**INSTRUCTIONS TO FOLLOW**
Print, exactly and completely, every entry in the data.

━━ DATASET RECORDS

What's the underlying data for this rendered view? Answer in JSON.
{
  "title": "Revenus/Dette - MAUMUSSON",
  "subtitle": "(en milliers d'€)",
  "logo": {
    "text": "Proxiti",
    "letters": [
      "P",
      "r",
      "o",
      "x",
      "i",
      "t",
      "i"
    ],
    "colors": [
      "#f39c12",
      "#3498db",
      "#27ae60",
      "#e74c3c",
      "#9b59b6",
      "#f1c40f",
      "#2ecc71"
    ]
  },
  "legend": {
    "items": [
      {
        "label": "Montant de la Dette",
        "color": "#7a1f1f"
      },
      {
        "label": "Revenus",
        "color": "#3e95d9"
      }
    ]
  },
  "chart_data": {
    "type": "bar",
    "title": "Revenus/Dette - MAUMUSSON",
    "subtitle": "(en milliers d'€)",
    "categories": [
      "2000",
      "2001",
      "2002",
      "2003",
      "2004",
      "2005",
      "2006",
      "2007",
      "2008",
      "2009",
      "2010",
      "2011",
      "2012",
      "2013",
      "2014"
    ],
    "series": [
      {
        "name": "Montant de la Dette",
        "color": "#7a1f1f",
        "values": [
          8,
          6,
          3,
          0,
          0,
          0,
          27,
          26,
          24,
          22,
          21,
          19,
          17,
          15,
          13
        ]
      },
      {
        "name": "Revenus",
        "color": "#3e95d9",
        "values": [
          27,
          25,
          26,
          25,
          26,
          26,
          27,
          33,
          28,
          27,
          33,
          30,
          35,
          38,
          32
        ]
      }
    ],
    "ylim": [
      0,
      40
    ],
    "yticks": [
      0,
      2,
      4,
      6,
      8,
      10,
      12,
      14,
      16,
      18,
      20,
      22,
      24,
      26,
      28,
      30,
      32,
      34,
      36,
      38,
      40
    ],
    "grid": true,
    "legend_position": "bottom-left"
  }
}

━━━━

**REPLY**
What's the underlying data for this rendered view? Answer in JSON.
{
  "title": "Revenus/Dette - MAUMUSSON",
  "subtitle": "(en milliers d'€)",
  "logo": {
    "text": "Proxiti",
    "letters": [
      "P",
      "r",
      "o",
      "x",
      "i",
      "t",
      "i"
    ],
    "colors": [
      "#f39c12",
      "#3498db",
      "#27ae60",
      "#e74c3c",
      "#9b59b6",
      "#f1c40f",
      "#2ecc71"
    ]
  },
  "legend": {
    "items": [
      {
        "label": "Montant de la Dette",
        "color": "#7a1f1f"
      },
      {
        "label": "Revenus",
        "color": "#3e95d9"
      }
    ]
  },
  "chart_data": {
    "type": "bar",
    "title": "Revenus/Dette - MAUMUSSON",
    "subtitle": "(en milliers d'€)",
    "categories": [
      "2000",
      "2001",
      "2002",
      "2003",
      "2004",
      "2005",
      "2006",
      "2007",
      "2008",
      "2009",
      "2010",
      "2011",
      "2012",
      "2013",
      "2014"
    ],
    "series": [
      {
        "name": "Montant de la Dette",
        "color": "#7a1f1f",
        "values": [
          8,
          6,
          3,
          0,
          0,
          0,
          27,
          26,
          24,
          22,
          21,
          19,
          17,
          15,
          13
        ]
      },
      {
        "name": "Revenus",
        "color": "#3e95d9",
        "values": [
          27,
          25,
          26,
          25,
          26,
          26,
          27,
          33,
          28,
          27,
          33,
          30,
          35,
          38,
          32
        ]
      }
    ],
    "ylim": [
      0,
      40
    ],
    "yticks": [
      0,
      2,
      4,
      6,
      8,
      10,
      12,
      14,
      16,
      18,
      20,
      22,
      24,
      26,
      28,
      30,
      32,
      34,
      36,
      38,
      40
    ],
    "grid": true,
    "legend_position": "bottom-left"
  }
}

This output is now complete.